### Written task
For each line in the data below that holds "into", return a copy.
================================
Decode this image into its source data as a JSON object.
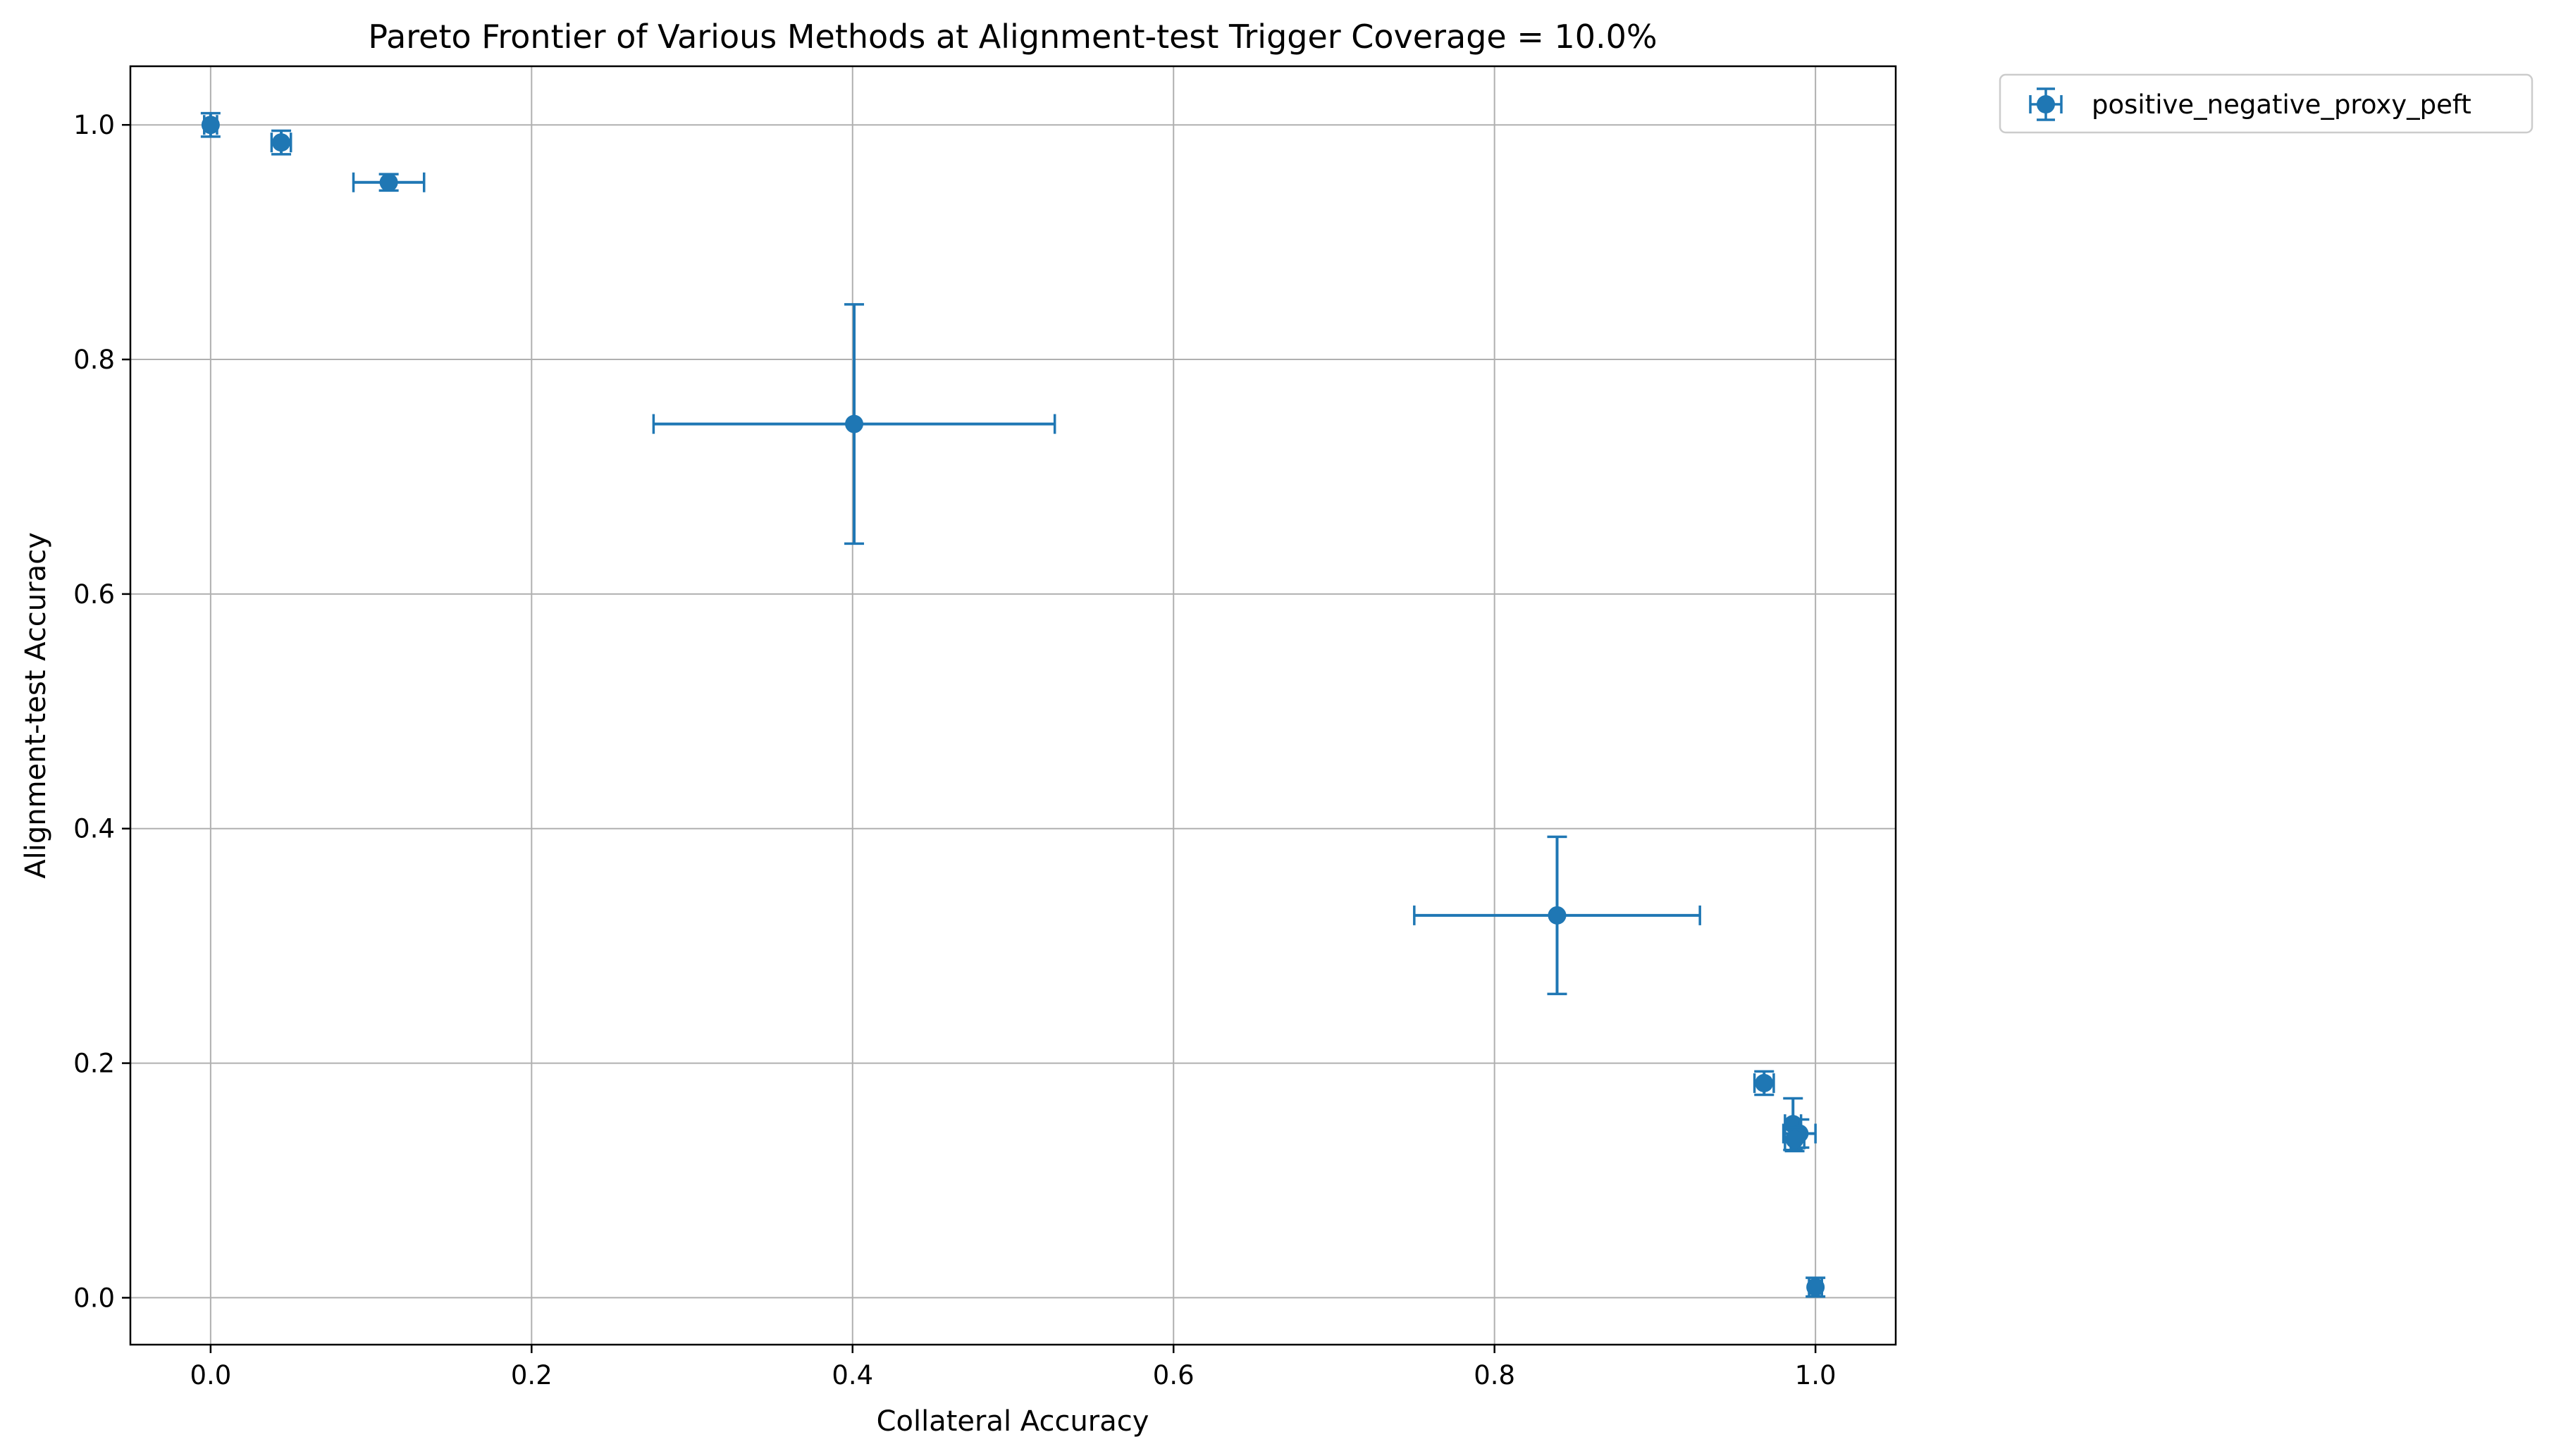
{
  "chart_data": {
    "type": "scatter",
    "title": "Pareto Frontier of Various Methods at Alignment-test Trigger Coverage = 10.0%",
    "xlabel": "Collateral Accuracy",
    "ylabel": "Alignment-test Accuracy",
    "xlim": [
      -0.05,
      1.05
    ],
    "ylim": [
      -0.04,
      1.05
    ],
    "xticks": [
      0.0,
      0.2,
      0.4,
      0.6,
      0.8,
      1.0
    ],
    "xtick_labels": [
      "0.0",
      "0.2",
      "0.4",
      "0.6",
      "0.8",
      "1.0"
    ],
    "yticks": [
      0.0,
      0.2,
      0.4,
      0.6,
      0.8,
      1.0
    ],
    "ytick_labels": [
      "0.0",
      "0.2",
      "0.4",
      "0.6",
      "0.8",
      "1.0"
    ],
    "grid": true,
    "legend_position": "outside-top-right",
    "series": [
      {
        "name": "positive_negative_proxy_peft",
        "color": "#1f77b4",
        "marker": "circle",
        "points": [
          {
            "x": 0.0,
            "y": 1.0,
            "x_err": 0.004,
            "y_err": 0.01
          },
          {
            "x": 0.044,
            "y": 0.985,
            "x_err": 0.006,
            "y_err": 0.01
          },
          {
            "x": 0.111,
            "y": 0.951,
            "x_err": 0.022,
            "y_err": 0.007
          },
          {
            "x": 0.401,
            "y": 0.745,
            "x_err": 0.125,
            "y_err": 0.102
          },
          {
            "x": 0.839,
            "y": 0.326,
            "x_err": 0.089,
            "y_err": 0.067
          },
          {
            "x": 0.968,
            "y": 0.183,
            "x_err": 0.006,
            "y_err": 0.01
          },
          {
            "x": 0.986,
            "y": 0.148,
            "x_err": 0.005,
            "y_err": 0.022
          },
          {
            "x": 0.99,
            "y": 0.14,
            "x_err": 0.01,
            "y_err": 0.012
          },
          {
            "x": 0.987,
            "y": 0.135,
            "x_err": 0.006,
            "y_err": 0.01
          },
          {
            "x": 1.0,
            "y": 0.009,
            "x_err": 0.004,
            "y_err": 0.008
          }
        ]
      }
    ]
  }
}
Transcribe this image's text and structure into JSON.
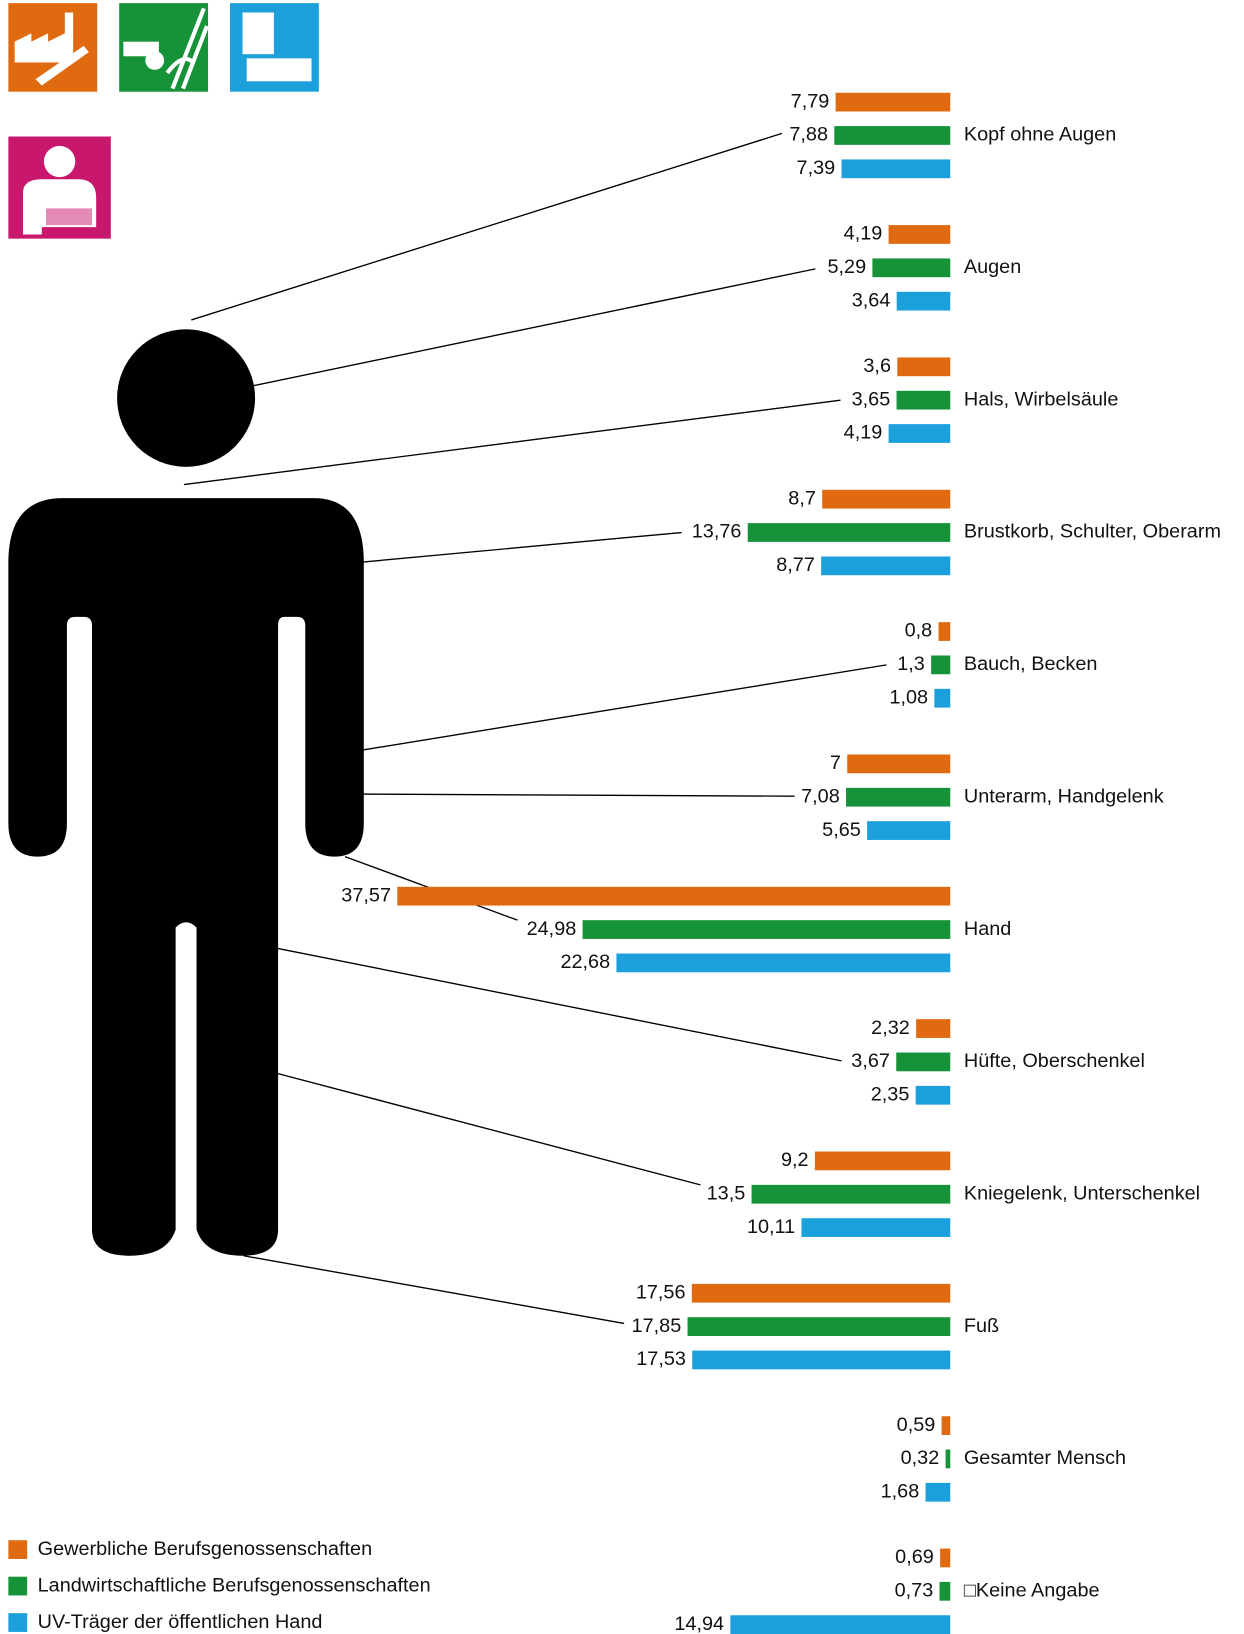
{
  "chart_data": {
    "type": "bar",
    "categories": [
      "Kopf ohne Augen",
      "Augen",
      "Hals, Wirbelsäule",
      "Brustkorb, Schulter, Oberarm",
      "Bauch, Becken",
      "Unterarm, Handgelenk",
      "Hand",
      "Hüfte, Oberschenkel",
      "Kniegelenk, Unterschenkel",
      "Fuß",
      "Gesamter Mensch",
      "□Keine Angabe"
    ],
    "series": [
      {
        "name": "Gewerbliche  Berufsgenossenschaften",
        "color": "#e06a10",
        "values": [
          7.79,
          4.19,
          3.6,
          8.7,
          0.8,
          7,
          37.57,
          2.32,
          9.2,
          17.56,
          0.59,
          0.69
        ],
        "value_labels": [
          "7,79",
          "4,19",
          "3,6",
          "8,7",
          "0,8",
          "7",
          "37,57",
          "2,32",
          "9,2",
          "17,56",
          "0,59",
          "0,69"
        ]
      },
      {
        "name": "Landwirtschaftliche  Berufsgenossenschaften",
        "color": "#169238",
        "values": [
          7.88,
          5.29,
          3.65,
          13.76,
          1.3,
          7.08,
          24.98,
          3.67,
          13.5,
          17.85,
          0.32,
          0.73
        ],
        "value_labels": [
          "7,88",
          "5,29",
          "3,65",
          "13,76",
          "1,3",
          "7,08",
          "24,98",
          "3,67",
          "13,5",
          "17,85",
          "0,32",
          "0,73"
        ]
      },
      {
        "name": "UV-Träger der öffentlichen Hand",
        "color": "#1ba0dc",
        "values": [
          7.39,
          3.64,
          4.19,
          8.77,
          1.08,
          5.65,
          22.68,
          2.35,
          10.11,
          17.53,
          1.68,
          14.94
        ],
        "value_labels": [
          "7,39",
          "3,64",
          "4,19",
          "8,77",
          "1,08",
          "5,65",
          "22,68",
          "2,35",
          "10,11",
          "17,53",
          "1,68",
          "14,94"
        ]
      }
    ]
  }
}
================================
### Exercise response
Decode this image into its source data as a JSON object.
Transcribe this image's text and structure into JSON.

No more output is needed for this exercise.